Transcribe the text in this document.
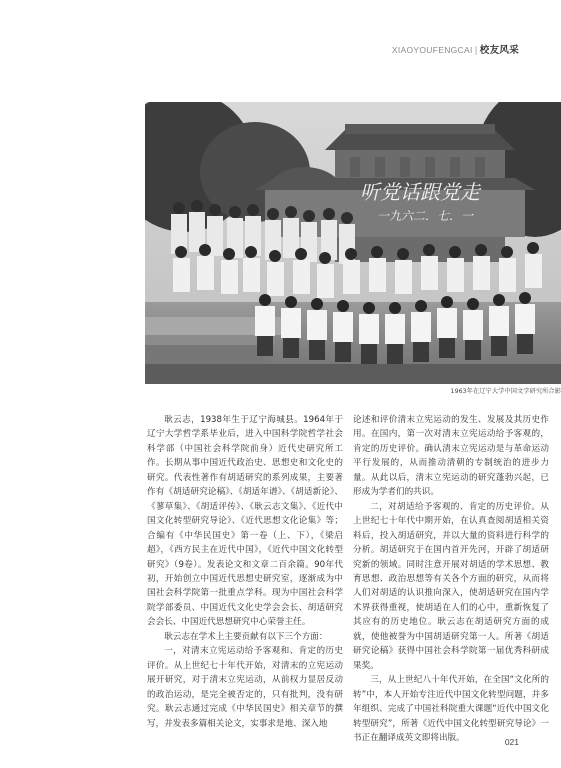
XIAOYOUFENGCAI | 校友风采
听党话跟党走
一九六二．七．一
1963年在辽宁大学中国文学研究所合影

耿云志，1938年生于辽宁海城县。1964年于辽宁大学哲学系毕业后，进入中国科学院哲学社会科学部（中国社会科学院前身）近代史研究所工作。长期从事中国近代政治史、思想史和文化史的研究。代表性著作有胡适研究的系列成果，主要著作有《胡适研究论稿》、《胡适年谱》、《胡适新论》、《蓼草集》、《胡适评传》、《耿云志文集》、《近代中国文化转型研究导论》、《近代思想文化论集》等；合编有《中华民国史》第一卷（上、下），《梁启超》，《西方民主在近代中国》，《近代中国文化转型研究》（9卷）。发表论文和文章二百余篇。90年代初，开始创立中国近代思想史研究室，逐渐成为中国社会科学院第一批重点学科。现为中国社会科学院学部委员、中国近代文化史学会会长、胡适研究会会长、中国近代思想研究中心荣誉主任。

耿云志在学术上主要贡献有以下三个方面：

一，对清末立宪运动给予客观和、肯定的历史评价。从上世纪七十年代开始，对清末的立宪运动展开研究，对于清末立宪运动，从前权力显居反动的政治运动，是完全被否定的，只有批判，没有研究。耿云志通过完成《中华民国史》相关章节的撰写，并发表多篇相关论文，实事求是地、深入地

论述和评价清末立宪运动的发生、发展及其历史作用。在国内，第一次对清末立宪运动给予客观的，肯定的历史评价。确认清末立宪运动是与革命运动平行发展的，从而推动清朝的专制统治的进步力量。从此以后，清末立宪运动的研究蓬勃兴起，已形成为学者们的共识。

二，对胡适给予客观的、肯定的历史评价。从上世纪七十年代中期开始，在认真查阅胡适相关资料后，投入胡适研究，并以大量的资料进行科学的分析。胡适研究于在国内首开先河，开辟了胡适研究新的领域。同时注意开展对胡适的学术思想、教育思想、政治思想等有关各个方面的研究，从而将人们对胡适的认识推向深入，使胡适研究在国内学术界获得重视，使胡适在人们的心中，重新恢复了其应有的历史地位。耿云志在胡适研究方面的成就，使他被誉为中国胡适研究第一人。所著《胡适研究论稿》获得中国社会科学院第一届优秀科研成果奖。

三，从上世纪八十年代开始，在全国“文化所的转”中，本人开始专注近代中国文化转型问题，并多年组织、完成了中国社科院重大课题“近代中国文化转型研究”，所著《近代中国文化转型研究导论》一书正在翻译成英文即将出版。	021
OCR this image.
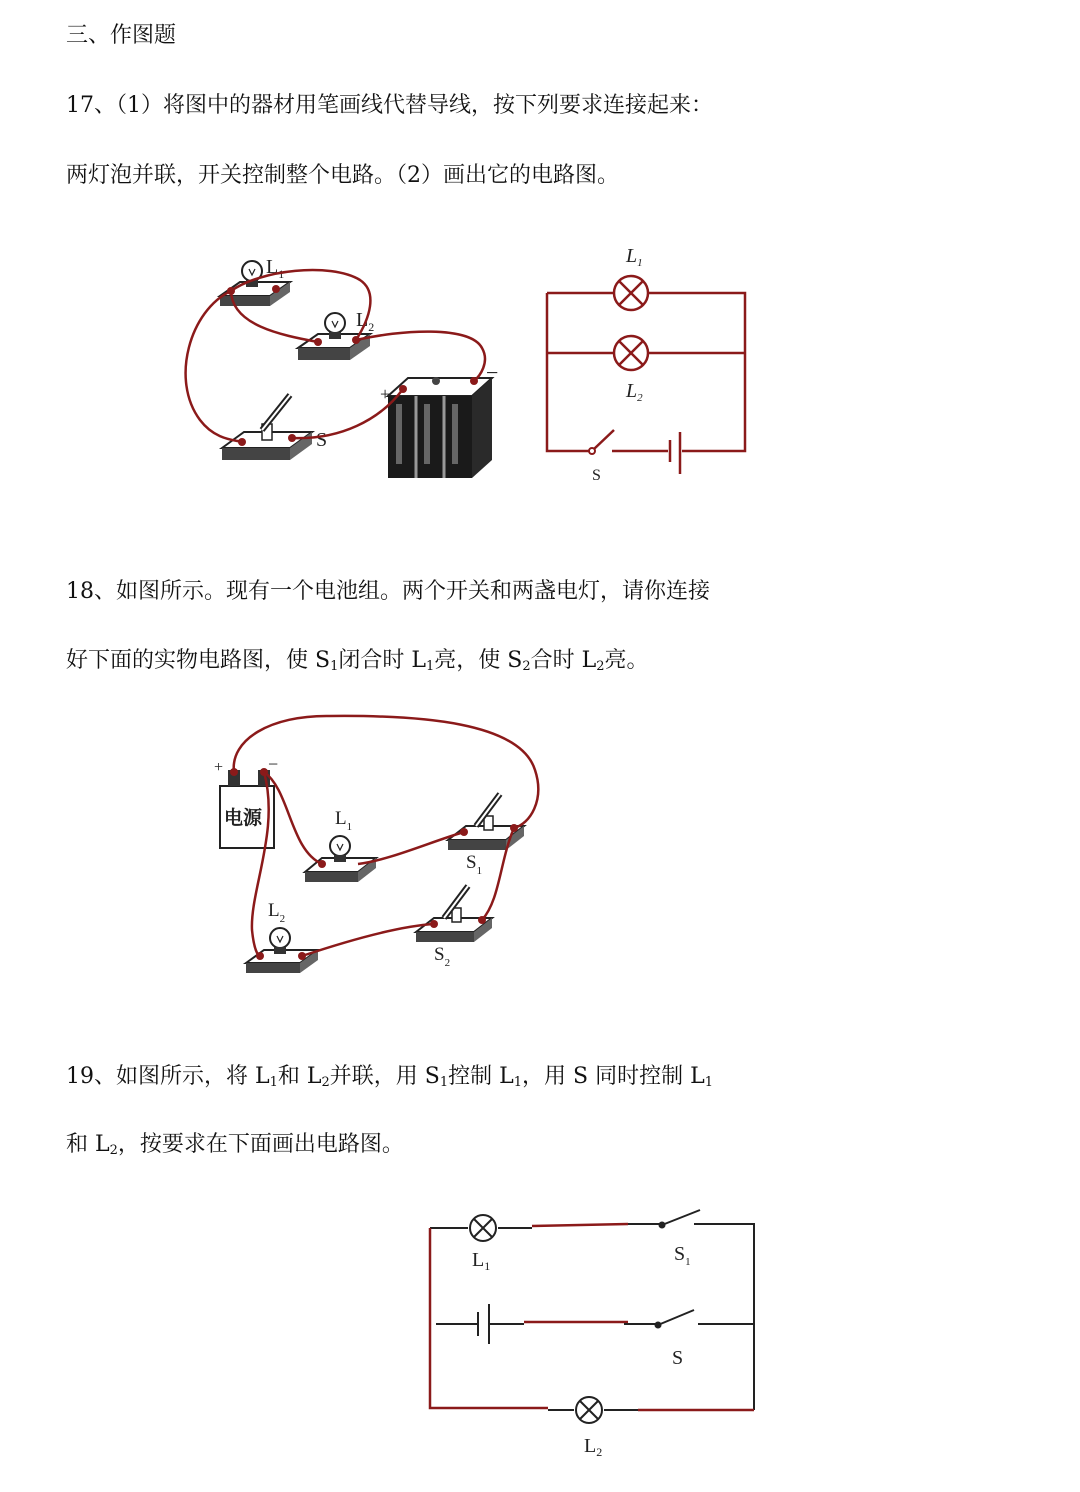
三、作图题
17、（1）将图中的器材用笔画线代替导线，按下列要求连接起来：
两灯泡并联，开关控制整个电路。（2）画出它的电路图。
18、如图所示。现有一个电池组。两个开关和两盏电灯，请你连接
好下面的实物电路图，使 $S_1$闭合时 $L_1$亮，使 $S_2$合时 $L_2$亮。
19、如图所示，将 $L_1$和 $L_2$并联，用 $S_1$控制 $L_1$，用 S 同时控制 $L_1$
和 $L_2$，按要求在下面画出电路图。
$L_1$
$L_2$
S
+
−
$L_1$
$L_2$
S
电源
+ −
$L_1$
$S_1$
$L_2$
$S_2$
$L_1$
$S_1$
S
$L_2$
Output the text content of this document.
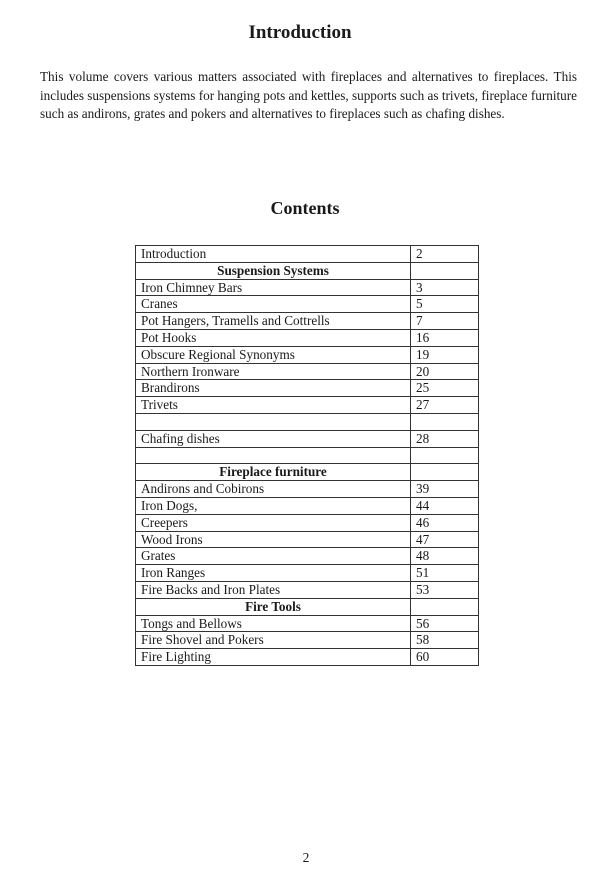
Introduction
This volume covers various matters associated with fireplaces and alternatives to fireplaces. This includes suspensions systems for hanging pots and kettles, supports such as trivets, fireplace furniture such as andirons, grates and pokers and alternatives to fireplaces such as chafing dishes.
Contents
Introduction	2
Suspension Systems	
Iron Chimney Bars	3
Cranes	5
Pot Hangers, Tramells and Cottrells	7
Pot Hooks	16
Obscure Regional Synonyms	19
Northern Ironware	20
Brandirons	25
Trivets	27

Chafing dishes	28

Fireplace furniture	
Andirons and Cobirons	39
Iron Dogs,	44
Creepers	46
Wood Irons	47
Grates	48
Iron Ranges	51
Fire Backs and Iron Plates	53
Fire Tools	
Tongs and Bellows	56
Fire Shovel and Pokers	58
Fire Lighting	60
2
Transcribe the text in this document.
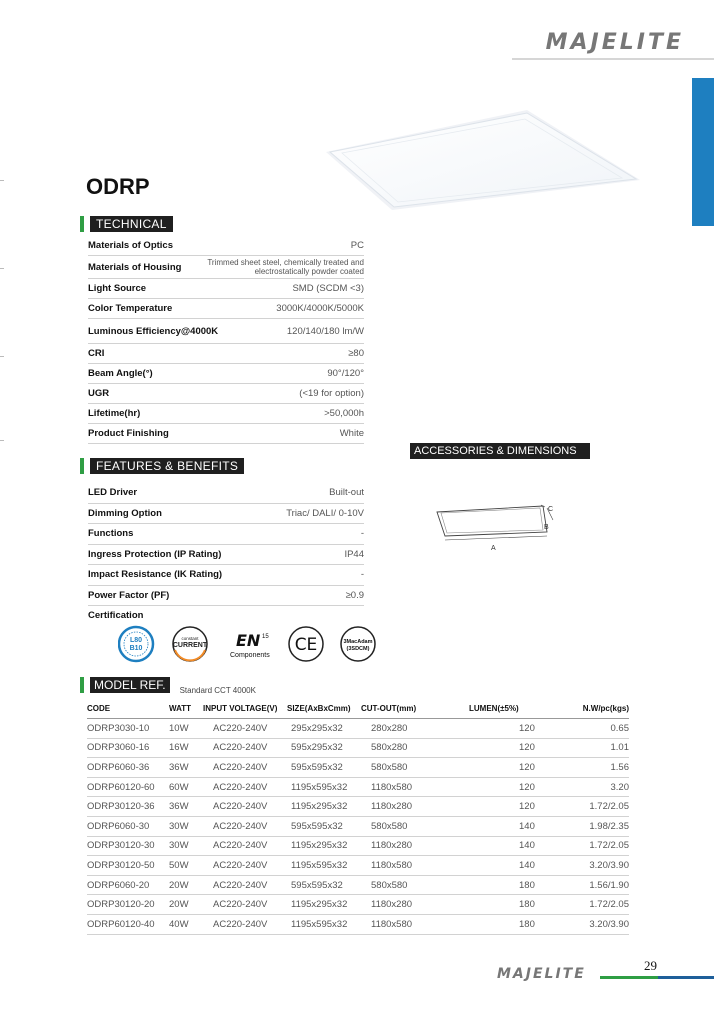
MAJELITE
ODRP
TECHNICAL
Materials of Optics	PC
Materials of Housing	Trimmed sheet steel, chemically treated and electrostatically powder coated
Light Source	SMD (SCDM <3)
Color Temperature	3000K/4000K/5000K
Luminous Efficiency@4000K	120/140/180 lm/W
CRI	≥80
Beam Angle(°)	90°/120°
UGR	(<19 for option)
Lifetime(hr)	>50,000h
Product Finishing	White
ACCESSORIES & DIMENSIONS
C
B
A
FEATURES & BENEFITS
LED Driver	Built-out
Dimming Option	Triac/ DALI/ 0-10V
Functions	-
Ingress Protection (IP Rating)	IP44
Impact Resistance (IK Rating)	-
Power Factor (PF)	≥0.9
Certification
L80
B10
constant
CURRENT EN 15
Components
CE	3MacAdam
(3SDCM)
MODEL REF.	Standard CCT 4000K
CODE	WATT	INPUT VOLTAGE(V)	SIZE(AxBxCmm)	CUT-OUT(mm)	LUMEN(±5%)	N.W/pc(kgs)
ODRP3030-10	10W	AC220-240V	295x295x32	280x280	120	0.65
ODRP3060-16	16W	AC220-240V	595x295x32	580x280	120	1.01
ODRP6060-36	36W	AC220-240V	595x595x32	580x580	120	1.56
ODRP60120-60	60W	AC220-240V	1195x595x32	1180x580	120	3.20
ODRP30120-36	36W	AC220-240V	1195x295x32	1180x280	120	1.72/2.05
ODRP6060-30	30W	AC220-240V	595x595x32	580x580	140	1.98/2.35
ODRP30120-30	30W	AC220-240V	1195x295x32	1180x280	140	1.72/2.05
ODRP30120-50	50W	AC220-240V	1195x595x32	1180x580	140	3.20/3.90
ODRP6060-20	20W	AC220-240V	595x595x32	580x580	180	1.56/1.90
ODRP30120-20	20W	AC220-240V	1195x295x32	1180x280	180	1.72/2.05
ODRP60120-40	40W	AC220-240V	1195x595x32	1180x580	180	3.20/3.90
29
MAJELITE
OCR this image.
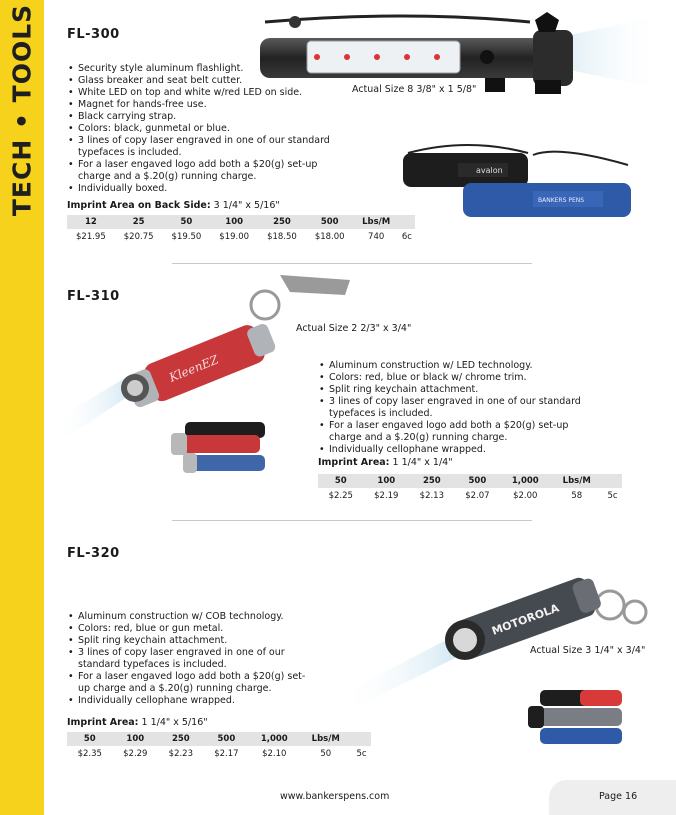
TECH • TOOLS FL-300
Actual Size 8 3/8" x 1 5/8"
• Security style aluminum flashlight.
• Glass breaker and seat belt cutter.
• White LED on top and white w/red LED on side.
• Magnet for hands-free use.
• Black carrying strap.
• Colors: black, gunmetal or blue.
• 3 lines of copy laser engraved in one of our standard typefaces is included.
• For a laser engaved logo add both a $20(g) set-up charge and a $.20(g) running charge.
• Individually boxed.
avalon
BANKERS PENS
Imprint Area on Back Side: 3 1/4" x 5/16"
12	25	50	100	250	500	Lbs/M	
$21.95	$20.75	$19.50	$19.00	$18.50	$18.00	740	6c
FL-310
KleenEZ
Actual Size 2 2/3" x 3/4"
• Aluminum construction w/ LED technology.
• Colors: red, blue or black w/ chrome trim.
• Split ring keychain attachment.
• 3 lines of copy laser engraved in one of our standard typefaces is included.
• For a laser engaved logo add both a $20(g) set-up charge and a $.20(g) running charge.
• Individually cellophane wrapped.
Imprint Area: 1 1/4" x 1/4"
50	100	250	500	1,000	Lbs/M	
$2.25	$2.19	$2.13	$2.07	$2.00	58	5c
FL-320
• Aluminum construction w/ COB technology.
• Colors: red, blue or gun metal.
• Split ring keychain attachment.
• 3 lines of copy laser engraved in one of our standard typefaces is included.
• For a laser engaved logo add both a $20(g) set-up charge and a $.20(g) running charge.
• Individually cellophane wrapped.
MOTOROLA
Actual Size 3 1/4" x 3/4"
Imprint Area: 1 1/4" x 5/16"
50	100	250	500	1,000	Lbs/M	
$2.35	$2.29	$2.23	$2.17	$2.10	50	5c
www.bankerspens.com	Page 16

Problem requirements:
Restate every record exactly, please; do not copy the pictures.

Task answer:
Transcribe the text in this document.
XIAOYOUFENGCAI | 校友风采
听党话跟党走
一九六二．七．一
1963年在辽宁大学中国文学研究所合影

耿云志，1938年生于辽宁海城县。1964年于辽宁大学哲学系毕业后，进入中国科学院哲学社会科学部（中国社会科学院前身）近代史研究所工作。长期从事中国近代政治史、思想史和文化史的研究。代表性著作有胡适研究的系列成果，主要著作有《胡适研究论稿》、《胡适年谱》、《胡适新论》、《蓼草集》、《胡适评传》、《耿云志文集》、《近代中国文化转型研究导论》、《近代思想文化论集》等；合编有《中华民国史》第一卷（上、下），《梁启超》，《西方民主在近代中国》，《近代中国文化转型研究》（9卷）。发表论文和文章二百余篇。90年代初，开始创立中国近代思想史研究室，逐渐成为中国社会科学院第一批重点学科。现为中国社会科学院学部委员、中国近代文化史学会会长、胡适研究会会长、中国近代思想研究中心荣誉主任。

耿云志在学术上主要贡献有以下三个方面：

一，对清末立宪运动给予客观和、肯定的历史评价。从上世纪七十年代开始，对清末的立宪运动展开研究，对于清末立宪运动，从前权力显居反动的政治运动，是完全被否定的，只有批判，没有研究。耿云志通过完成《中华民国史》相关章节的撰写，并发表多篇相关论文，实事求是地、深入地

论述和评价清末立宪运动的发生、发展及其历史作用。在国内，第一次对清末立宪运动给予客观的，肯定的历史评价。确认清末立宪运动是与革命运动平行发展的，从而推动清朝的专制统治的进步力量。从此以后，清末立宪运动的研究蓬勃兴起，已形成为学者们的共识。

二，对胡适给予客观的、肯定的历史评价。从上世纪七十年代中期开始，在认真查阅胡适相关资料后，投入胡适研究，并以大量的资料进行科学的分析。胡适研究于在国内首开先河，开辟了胡适研究新的领域。同时注意开展对胡适的学术思想、教育思想、政治思想等有关各个方面的研究，从而将人们对胡适的认识推向深入，使胡适研究在国内学术界获得重视，使胡适在人们的心中，重新恢复了其应有的历史地位。耿云志在胡适研究方面的成就，使他被誉为中国胡适研究第一人。所著《胡适研究论稿》获得中国社会科学院第一届优秀科研成果奖。

三，从上世纪八十年代开始，在全国“文化所的转”中，本人开始专注近代中国文化转型问题，并多年组织、完成了中国社科院重大课题“近代中国文化转型研究”，所著《近代中国文化转型研究导论》一书正在翻译成英文即将出版。	021
OCR this image.
三、作图题
17、（1）将图中的器材用笔画线代替导线，按下列要求连接起来：
两灯泡并联，开关控制整个电路。（2）画出它的电路图。
18、如图所示。现有一个电池组。两个开关和两盏电灯，请你连接
好下面的实物电路图，使 $S_1$闭合时 $L_1$亮，使 $S_2$合时 $L_2$亮。
19、如图所示，将 $L_1$和 $L_2$并联，用 $S_1$控制 $L_1$，用 S 同时控制 $L_1$
和 $L_2$，按要求在下面画出电路图。
$L_1$
$L_2$
S
+
−
$L_1$
$L_2$
S
电源
+ −
$L_1$
$S_1$
$L_2$
$S_2$
$L_1$
$S_1$
S
$L_2$
Output the text content of this document.
Introduction
This volume covers various matters associated with fireplaces and alternatives to fireplaces. This includes suspensions systems for hanging pots and kettles, supports such as trivets, fireplace furniture such as andirons, grates and pokers and alternatives to fireplaces such as chafing dishes.
Contents
Introduction	2
Suspension Systems	
Iron Chimney Bars	3
Cranes	5
Pot Hangers, Tramells and Cottrells	7
Pot Hooks	16
Obscure Regional Synonyms	19
Northern Ironware	20
Brandirons	25
Trivets	27

Chafing dishes	28

Fireplace furniture	
Andirons and Cobirons	39
Iron Dogs,	44
Creepers	46
Wood Irons	47
Grates	48
Iron Ranges	51
Fire Backs and Iron Plates	53
Fire Tools	
Tongs and Bellows	56
Fire Shovel and Pokers	58
Fire Lighting	60
2
Transcribe the text in this document.
MAJELITE
ODRP
TECHNICAL
Materials of Optics	PC
Materials of Housing	Trimmed sheet steel, chemically treated and electrostatically powder coated
Light Source	SMD (SCDM <3)
Color Temperature	3000K/4000K/5000K
Luminous Efficiency@4000K	120/140/180 lm/W
CRI	≥80
Beam Angle(°)	90°/120°
UGR	(<19 for option)
Lifetime(hr)	>50,000h
Product Finishing	White
ACCESSORIES & DIMENSIONS
C
B
A
FEATURES & BENEFITS
LED Driver	Built-out
Dimming Option	Triac/ DALI/ 0-10V
Functions	-
Ingress Protection (IP Rating)	IP44
Impact Resistance (IK Rating)	-
Power Factor (PF)	≥0.9
Certification
L80
B10
constant
CURRENT EN 15
Components
CE	3MacAdam
(3SDCM)
MODEL REF.	Standard CCT 4000K
CODE	WATT	INPUT VOLTAGE(V)	SIZE(AxBxCmm)	CUT-OUT(mm)	LUMEN(±5%)	N.W/pc(kgs)
ODRP3030-10	10W	AC220-240V	295x295x32	280x280	120	0.65
ODRP3060-16	16W	AC220-240V	595x295x32	580x280	120	1.01
ODRP6060-36	36W	AC220-240V	595x595x32	580x580	120	1.56
ODRP60120-60	60W	AC220-240V	1195x595x32	1180x580	120	3.20
ODRP30120-36	36W	AC220-240V	1195x295x32	1180x280	120	1.72/2.05
ODRP6060-30	30W	AC220-240V	595x595x32	580x580	140	1.98/2.35
ODRP30120-30	30W	AC220-240V	1195x295x32	1180x280	140	1.72/2.05
ODRP30120-50	50W	AC220-240V	1195x595x32	1180x580	140	3.20/3.90
ODRP6060-20	20W	AC220-240V	595x595x32	580x580	180	1.56/1.90
ODRP30120-20	20W	AC220-240V	1195x295x32	1180x280	180	1.72/2.05
ODRP60120-40	40W	AC220-240V	1195x595x32	1180x580	180	3.20/3.90
29
MAJELITE
OCR this image.
TECH • TOOLS FL-300
Actual Size 8 3/8" x 1 5/8"
• Security style aluminum flashlight.
• Glass breaker and seat belt cutter.
• White LED on top and white w/red LED on side.
• Magnet for hands-free use.
• Black carrying strap.
• Colors: black, gunmetal or blue.
• 3 lines of copy laser engraved in one of our standard typefaces is included.
• For a laser engaved logo add both a $20(g) set-up charge and a $.20(g) running charge.
• Individually boxed.
avalon
BANKERS PENS
Imprint Area on Back Side: 3 1/4" x 5/16"
12	25	50	100	250	500	Lbs/M	
$21.95	$20.75	$19.50	$19.00	$18.50	$18.00	740	6c
FL-310
KleenEZ
Actual Size 2 2/3" x 3/4"
• Aluminum construction w/ LED technology.
• Colors: red, blue or black w/ chrome trim.
• Split ring keychain attachment.
• 3 lines of copy laser engraved in one of our standard typefaces is included.
• For a laser engaved logo add both a $20(g) set-up charge and a $.20(g) running charge.
• Individually cellophane wrapped.
Imprint Area: 1 1/4" x 1/4"
50	100	250	500	1,000	Lbs/M	
$2.25	$2.19	$2.13	$2.07	$2.00	58	5c
FL-320
• Aluminum construction w/ COB technology.
• Colors: red, blue or gun metal.
• Split ring keychain attachment.
• 3 lines of copy laser engraved in one of our standard typefaces is included.
• For a laser engaved logo add both a $20(g) set-up charge and a $.20(g) running charge.
• Individually cellophane wrapped.
MOTOROLA
Actual Size 3 1/4" x 3/4"
Imprint Area: 1 1/4" x 5/16"
50	100	250	500	1,000	Lbs/M	
$2.35	$2.29	$2.23	$2.17	$2.10	50	5c
www.bankerspens.com	Page 16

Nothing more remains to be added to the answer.